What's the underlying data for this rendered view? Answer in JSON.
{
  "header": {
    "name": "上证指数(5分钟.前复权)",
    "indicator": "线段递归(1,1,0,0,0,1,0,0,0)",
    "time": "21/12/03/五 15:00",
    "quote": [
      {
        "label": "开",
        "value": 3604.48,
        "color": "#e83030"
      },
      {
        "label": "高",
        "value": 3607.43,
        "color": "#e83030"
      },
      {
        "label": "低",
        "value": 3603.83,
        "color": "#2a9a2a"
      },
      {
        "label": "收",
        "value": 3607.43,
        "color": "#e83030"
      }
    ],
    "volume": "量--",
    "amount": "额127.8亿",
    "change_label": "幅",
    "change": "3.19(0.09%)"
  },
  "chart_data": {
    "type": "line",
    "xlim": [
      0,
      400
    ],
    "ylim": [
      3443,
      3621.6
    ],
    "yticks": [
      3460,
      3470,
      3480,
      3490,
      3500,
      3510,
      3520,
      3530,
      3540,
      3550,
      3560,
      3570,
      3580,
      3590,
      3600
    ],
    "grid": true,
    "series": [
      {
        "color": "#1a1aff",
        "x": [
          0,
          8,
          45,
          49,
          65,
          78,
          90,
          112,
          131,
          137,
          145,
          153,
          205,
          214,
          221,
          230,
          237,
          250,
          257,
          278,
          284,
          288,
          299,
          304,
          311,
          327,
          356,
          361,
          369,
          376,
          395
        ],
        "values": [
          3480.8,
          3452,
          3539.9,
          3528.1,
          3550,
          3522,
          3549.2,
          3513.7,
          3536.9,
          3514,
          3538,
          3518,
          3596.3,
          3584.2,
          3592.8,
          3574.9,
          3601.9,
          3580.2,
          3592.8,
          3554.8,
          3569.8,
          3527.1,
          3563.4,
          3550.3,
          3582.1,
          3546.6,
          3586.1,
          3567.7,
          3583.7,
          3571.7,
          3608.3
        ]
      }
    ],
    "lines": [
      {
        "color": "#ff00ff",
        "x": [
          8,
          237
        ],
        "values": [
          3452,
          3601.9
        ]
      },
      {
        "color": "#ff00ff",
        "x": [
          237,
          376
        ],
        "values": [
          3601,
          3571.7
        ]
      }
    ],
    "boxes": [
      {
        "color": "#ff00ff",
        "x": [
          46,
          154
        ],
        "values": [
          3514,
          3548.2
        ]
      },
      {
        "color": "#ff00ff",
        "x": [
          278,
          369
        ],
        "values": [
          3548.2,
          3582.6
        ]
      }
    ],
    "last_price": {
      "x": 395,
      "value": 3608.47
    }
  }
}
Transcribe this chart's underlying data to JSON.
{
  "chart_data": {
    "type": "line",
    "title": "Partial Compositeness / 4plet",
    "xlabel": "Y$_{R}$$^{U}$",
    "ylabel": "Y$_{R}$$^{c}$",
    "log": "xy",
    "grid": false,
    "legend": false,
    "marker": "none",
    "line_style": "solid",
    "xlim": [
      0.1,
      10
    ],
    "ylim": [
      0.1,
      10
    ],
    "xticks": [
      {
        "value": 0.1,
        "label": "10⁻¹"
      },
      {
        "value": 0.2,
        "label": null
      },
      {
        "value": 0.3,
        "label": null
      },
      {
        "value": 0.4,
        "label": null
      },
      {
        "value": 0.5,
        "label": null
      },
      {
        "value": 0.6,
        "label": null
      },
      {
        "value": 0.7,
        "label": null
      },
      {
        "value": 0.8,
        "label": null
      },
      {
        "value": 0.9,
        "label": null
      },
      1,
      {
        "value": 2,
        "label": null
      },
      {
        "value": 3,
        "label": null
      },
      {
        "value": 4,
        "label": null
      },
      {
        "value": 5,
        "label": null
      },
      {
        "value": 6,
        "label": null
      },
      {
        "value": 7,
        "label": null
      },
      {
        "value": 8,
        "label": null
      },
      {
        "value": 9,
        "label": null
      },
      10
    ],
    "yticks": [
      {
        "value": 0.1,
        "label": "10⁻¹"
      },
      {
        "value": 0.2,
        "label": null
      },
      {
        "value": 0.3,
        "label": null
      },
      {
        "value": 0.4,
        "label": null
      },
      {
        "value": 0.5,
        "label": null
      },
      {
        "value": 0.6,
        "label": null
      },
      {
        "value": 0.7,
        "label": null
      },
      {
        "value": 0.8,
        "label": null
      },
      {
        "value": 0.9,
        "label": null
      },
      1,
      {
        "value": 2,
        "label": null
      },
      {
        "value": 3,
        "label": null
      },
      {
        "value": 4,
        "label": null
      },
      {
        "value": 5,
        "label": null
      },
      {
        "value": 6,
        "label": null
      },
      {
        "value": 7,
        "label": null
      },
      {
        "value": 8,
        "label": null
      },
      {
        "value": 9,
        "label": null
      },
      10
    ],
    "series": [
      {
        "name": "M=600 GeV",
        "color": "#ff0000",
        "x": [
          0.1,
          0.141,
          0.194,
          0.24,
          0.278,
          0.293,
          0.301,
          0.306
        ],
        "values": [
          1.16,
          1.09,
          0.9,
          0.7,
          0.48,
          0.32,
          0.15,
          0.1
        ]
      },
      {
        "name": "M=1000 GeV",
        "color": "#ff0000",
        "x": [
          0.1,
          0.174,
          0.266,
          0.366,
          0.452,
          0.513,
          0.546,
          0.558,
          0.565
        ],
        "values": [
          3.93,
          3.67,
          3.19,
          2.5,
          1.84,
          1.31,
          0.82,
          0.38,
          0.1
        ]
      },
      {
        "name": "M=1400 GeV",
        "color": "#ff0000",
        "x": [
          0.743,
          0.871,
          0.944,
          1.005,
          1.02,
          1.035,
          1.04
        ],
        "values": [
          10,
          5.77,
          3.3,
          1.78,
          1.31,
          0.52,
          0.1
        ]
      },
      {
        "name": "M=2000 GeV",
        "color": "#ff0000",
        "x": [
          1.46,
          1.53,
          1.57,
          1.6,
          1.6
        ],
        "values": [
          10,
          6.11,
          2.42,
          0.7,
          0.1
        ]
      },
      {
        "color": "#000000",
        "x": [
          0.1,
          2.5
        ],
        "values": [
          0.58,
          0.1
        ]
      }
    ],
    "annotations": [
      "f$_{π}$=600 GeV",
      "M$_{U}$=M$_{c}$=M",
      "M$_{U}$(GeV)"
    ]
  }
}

• _Objective_:
Would you give the material above again, complete and exact?

• _Exercise result_:
What's the underlying data for this rendered view? Answer in JSON.
{
  "header": {
    "name": "上证指数(5分钟.前复权)",
    "indicator": "线段递归(1,1,0,0,0,1,0,0,0)",
    "time": "21/12/03/五 15:00",
    "quote": [
      {
        "label": "开",
        "value": 3604.48,
        "color": "#e83030"
      },
      {
        "label": "高",
        "value": 3607.43,
        "color": "#e83030"
      },
      {
        "label": "低",
        "value": 3603.83,
        "color": "#2a9a2a"
      },
      {
        "label": "收",
        "value": 3607.43,
        "color": "#e83030"
      }
    ],
    "volume": "量--",
    "amount": "额127.8亿",
    "change_label": "幅",
    "change": "3.19(0.09%)"
  },
  "chart_data": {
    "type": "line",
    "xlim": [
      0,
      400
    ],
    "ylim": [
      3443,
      3621.6
    ],
    "yticks": [
      3460,
      3470,
      3480,
      3490,
      3500,
      3510,
      3520,
      3530,
      3540,
      3550,
      3560,
      3570,
      3580,
      3590,
      3600
    ],
    "grid": true,
    "series": [
      {
        "color": "#1a1aff",
        "x": [
          0,
          8,
          45,
          49,
          65,
          78,
          90,
          112,
          131,
          137,
          145,
          153,
          205,
          214,
          221,
          230,
          237,
          250,
          257,
          278,
          284,
          288,
          299,
          304,
          311,
          327,
          356,
          361,
          369,
          376,
          395
        ],
        "values": [
          3480.8,
          3452,
          3539.9,
          3528.1,
          3550,
          3522,
          3549.2,
          3513.7,
          3536.9,
          3514,
          3538,
          3518,
          3596.3,
          3584.2,
          3592.8,
          3574.9,
          3601.9,
          3580.2,
          3592.8,
          3554.8,
          3569.8,
          3527.1,
          3563.4,
          3550.3,
          3582.1,
          3546.6,
          3586.1,
          3567.7,
          3583.7,
          3571.7,
          3608.3
        ]
      }
    ],
    "lines": [
      {
        "color": "#ff00ff",
        "x": [
          8,
          237
        ],
        "values": [
          3452,
          3601.9
        ]
      },
      {
        "color": "#ff00ff",
        "x": [
          237,
          376
        ],
        "values": [
          3601,
          3571.7
        ]
      }
    ],
    "boxes": [
      {
        "color": "#ff00ff",
        "x": [
          46,
          154
        ],
        "values": [
          3514,
          3548.2
        ]
      },
      {
        "color": "#ff00ff",
        "x": [
          278,
          369
        ],
        "values": [
          3548.2,
          3582.6
        ]
      }
    ],
    "last_price": {
      "x": 395,
      "value": 3608.47
    }
  }
}
Transcribe this chart's underlying data to JSON.
{
  "chart_data": {
    "type": "line",
    "title": "Partial Compositeness / 4plet",
    "xlabel": "Y$_{R}$$^{U}$",
    "ylabel": "Y$_{R}$$^{c}$",
    "log": "xy",
    "grid": false,
    "legend": false,
    "marker": "none",
    "line_style": "solid",
    "xlim": [
      0.1,
      10
    ],
    "ylim": [
      0.1,
      10
    ],
    "xticks": [
      {
        "value": 0.1,
        "label": "10⁻¹"
      },
      {
        "value": 0.2,
        "label": null
      },
      {
        "value": 0.3,
        "label": null
      },
      {
        "value": 0.4,
        "label": null
      },
      {
        "value": 0.5,
        "label": null
      },
      {
        "value": 0.6,
        "label": null
      },
      {
        "value": 0.7,
        "label": null
      },
      {
        "value": 0.8,
        "label": null
      },
      {
        "value": 0.9,
        "label": null
      },
      1,
      {
        "value": 2,
        "label": null
      },
      {
        "value": 3,
        "label": null
      },
      {
        "value": 4,
        "label": null
      },
      {
        "value": 5,
        "label": null
      },
      {
        "value": 6,
        "label": null
      },
      {
        "value": 7,
        "label": null
      },
      {
        "value": 8,
        "label": null
      },
      {
        "value": 9,
        "label": null
      },
      10
    ],
    "yticks": [
      {
        "value": 0.1,
        "label": "10⁻¹"
      },
      {
        "value": 0.2,
        "label": null
      },
      {
        "value": 0.3,
        "label": null
      },
      {
        "value": 0.4,
        "label": null
      },
      {
        "value": 0.5,
        "label": null
      },
      {
        "value": 0.6,
        "label": null
      },
      {
        "value": 0.7,
        "label": null
      },
      {
        "value": 0.8,
        "label": null
      },
      {
        "value": 0.9,
        "label": null
      },
      1,
      {
        "value": 2,
        "label": null
      },
      {
        "value": 3,
        "label": null
      },
      {
        "value": 4,
        "label": null
      },
      {
        "value": 5,
        "label": null
      },
      {
        "value": 6,
        "label": null
      },
      {
        "value": 7,
        "label": null
      },
      {
        "value": 8,
        "label": null
      },
      {
        "value": 9,
        "label": null
      },
      10
    ],
    "series": [
      {
        "name": "M=600 GeV",
        "color": "#ff0000",
        "x": [
          0.1,
          0.141,
          0.194,
          0.24,
          0.278,
          0.293,
          0.301,
          0.306
        ],
        "values": [
          1.16,
          1.09,
          0.9,
          0.7,
          0.48,
          0.32,
          0.15,
          0.1
        ]
      },
      {
        "name": "M=1000 GeV",
        "color": "#ff0000",
        "x": [
          0.1,
          0.174,
          0.266,
          0.366,
          0.452,
          0.513,
          0.546,
          0.558,
          0.565
        ],
        "values": [
          3.93,
          3.67,
          3.19,
          2.5,
          1.84,
          1.31,
          0.82,
          0.38,
          0.1
        ]
      },
      {
        "name": "M=1400 GeV",
        "color": "#ff0000",
        "x": [
          0.743,
          0.871,
          0.944,
          1.005,
          1.02,
          1.035,
          1.04
        ],
        "values": [
          10,
          5.77,
          3.3,
          1.78,
          1.31,
          0.52,
          0.1
        ]
      },
      {
        "name": "M=2000 GeV",
        "color": "#ff0000",
        "x": [
          1.46,
          1.53,
          1.57,
          1.6,
          1.6
        ],
        "values": [
          10,
          6.11,
          2.42,
          0.7,
          0.1
        ]
      },
      {
        "color": "#000000",
        "x": [
          0.1,
          2.5
        ],
        "values": [
          0.58,
          0.1
        ]
      }
    ],
    "annotations": [
      "f$_{π}$=600 GeV",
      "M$_{U}$=M$_{c}$=M",
      "M$_{U}$(GeV)"
    ]
  }
}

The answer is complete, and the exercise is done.